TASK DESCRIPTION ▸
All entries are to be quoted exactly; the images stay out of the copy.

Stored records ▸

::::

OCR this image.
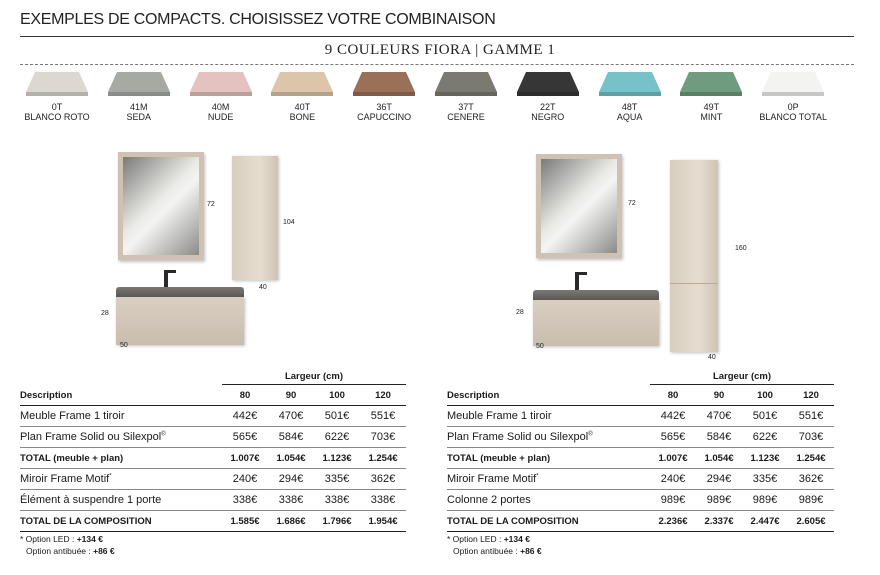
EXEMPLES DE COMPACTS. CHOISISSEZ VOTRE COMBINAISON
9 COULEURS FIORA | GAMME 1
0T
BLANCO ROTO
41M
SEDA
40M
NUDE
40T
BONE
36T
CAPUCCINO
37T
CENERE
22T
NEGRO
48T
AQUA
49T
MINT
0P
BLANCO TOTAL
72
104
40
28
50
72
160
40
28
50
Largeur (cm)
Description	80	90	100	120
Meuble Frame 1 tiroir	442€	470€	501€	551€
Plan Frame Solid ou Silexpol®	565€	584€	622€	703€
TOTAL (meuble + plan)	1.007€	1.054€	1.123€	1.254€
Miroir Frame Motif*	240€	294€	335€	362€
Élément à suspendre 1 porte	338€	338€	338€	338€
TOTAL DE LA COMPOSITION	1.585€	1.686€	1.796€	1.954€
* Option LED : +134 €
Option antibuée : +86 €
Largeur (cm)
Description	80	90	100	120
Meuble Frame 1 tiroir	442€	470€	501€	551€
Plan Frame Solid ou Silexpol®	565€	584€	622€	703€
TOTAL (meuble + plan)	1.007€	1.054€	1.123€	1.254€
Miroir Frame Motif*	240€	294€	335€	362€
Colonne 2 portes	989€	989€	989€	989€
TOTAL DE LA COMPOSITION	2.236€	2.337€	2.447€	2.605€
* Option LED : +134 €
Option antibuée : +86 €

::::

RIGHT ANSWER ▸
OCR this image.
EXEMPLES DE COMPACTS. CHOISISSEZ VOTRE COMBINAISON
9 COULEURS FIORA | GAMME 1
0T
BLANCO ROTO
41M
SEDA
40M
NUDE
40T
BONE
36T
CAPUCCINO
37T
CENERE
22T
NEGRO
48T
AQUA
49T
MINT
0P
BLANCO TOTAL
72
104
40
28
50
72
160
40
28
50
Largeur (cm)
Description	80	90	100	120
Meuble Frame 1 tiroir	442€	470€	501€	551€
Plan Frame Solid ou Silexpol®	565€	584€	622€	703€
TOTAL (meuble + plan)	1.007€	1.054€	1.123€	1.254€
Miroir Frame Motif*	240€	294€	335€	362€
Élément à suspendre 1 porte	338€	338€	338€	338€
TOTAL DE LA COMPOSITION	1.585€	1.686€	1.796€	1.954€
* Option LED : +134 €
Option antibuée : +86 €
Largeur (cm)
Description	80	90	100	120
Meuble Frame 1 tiroir	442€	470€	501€	551€
Plan Frame Solid ou Silexpol®	565€	584€	622€	703€
TOTAL (meuble + plan)	1.007€	1.054€	1.123€	1.254€
Miroir Frame Motif*	240€	294€	335€	362€
Colonne 2 portes	989€	989€	989€	989€
TOTAL DE LA COMPOSITION	2.236€	2.337€	2.447€	2.605€
* Option LED : +134 €
Option antibuée : +86 €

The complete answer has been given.